## Aim
An exact copy of the records is required, minus the pictures they hold.

## Excerpted data
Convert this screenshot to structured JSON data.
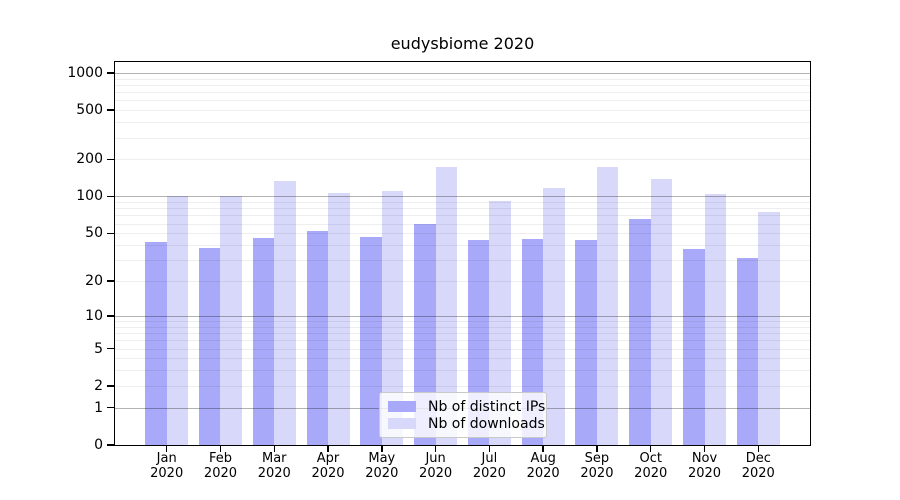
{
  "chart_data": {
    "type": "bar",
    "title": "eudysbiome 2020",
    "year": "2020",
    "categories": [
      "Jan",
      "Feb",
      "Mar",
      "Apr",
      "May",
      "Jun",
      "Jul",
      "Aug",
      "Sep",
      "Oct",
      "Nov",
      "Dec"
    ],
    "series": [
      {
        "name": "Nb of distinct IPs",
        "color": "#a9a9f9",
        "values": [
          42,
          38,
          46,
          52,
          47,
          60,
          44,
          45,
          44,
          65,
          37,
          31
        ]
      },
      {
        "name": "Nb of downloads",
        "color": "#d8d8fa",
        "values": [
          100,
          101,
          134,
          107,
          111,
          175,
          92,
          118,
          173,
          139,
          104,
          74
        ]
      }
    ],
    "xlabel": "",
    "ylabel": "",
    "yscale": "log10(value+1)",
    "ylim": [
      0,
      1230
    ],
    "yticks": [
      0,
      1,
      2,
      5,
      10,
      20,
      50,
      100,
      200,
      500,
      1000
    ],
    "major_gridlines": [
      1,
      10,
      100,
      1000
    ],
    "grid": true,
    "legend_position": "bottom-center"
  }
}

## Exercise solution
Convert this screenshot to structured JSON data.
{
  "chart_data": {
    "type": "bar",
    "title": "eudysbiome 2020",
    "year": "2020",
    "categories": [
      "Jan",
      "Feb",
      "Mar",
      "Apr",
      "May",
      "Jun",
      "Jul",
      "Aug",
      "Sep",
      "Oct",
      "Nov",
      "Dec"
    ],
    "series": [
      {
        "name": "Nb of distinct IPs",
        "color": "#a9a9f9",
        "values": [
          42,
          38,
          46,
          52,
          47,
          60,
          44,
          45,
          44,
          65,
          37,
          31
        ]
      },
      {
        "name": "Nb of downloads",
        "color": "#d8d8fa",
        "values": [
          100,
          101,
          134,
          107,
          111,
          175,
          92,
          118,
          173,
          139,
          104,
          74
        ]
      }
    ],
    "xlabel": "",
    "ylabel": "",
    "yscale": "log10(value+1)",
    "ylim": [
      0,
      1230
    ],
    "yticks": [
      0,
      1,
      2,
      5,
      10,
      20,
      50,
      100,
      200,
      500,
      1000
    ],
    "major_gridlines": [
      1,
      10,
      100,
      1000
    ],
    "grid": true,
    "legend_position": "bottom-center"
  }
}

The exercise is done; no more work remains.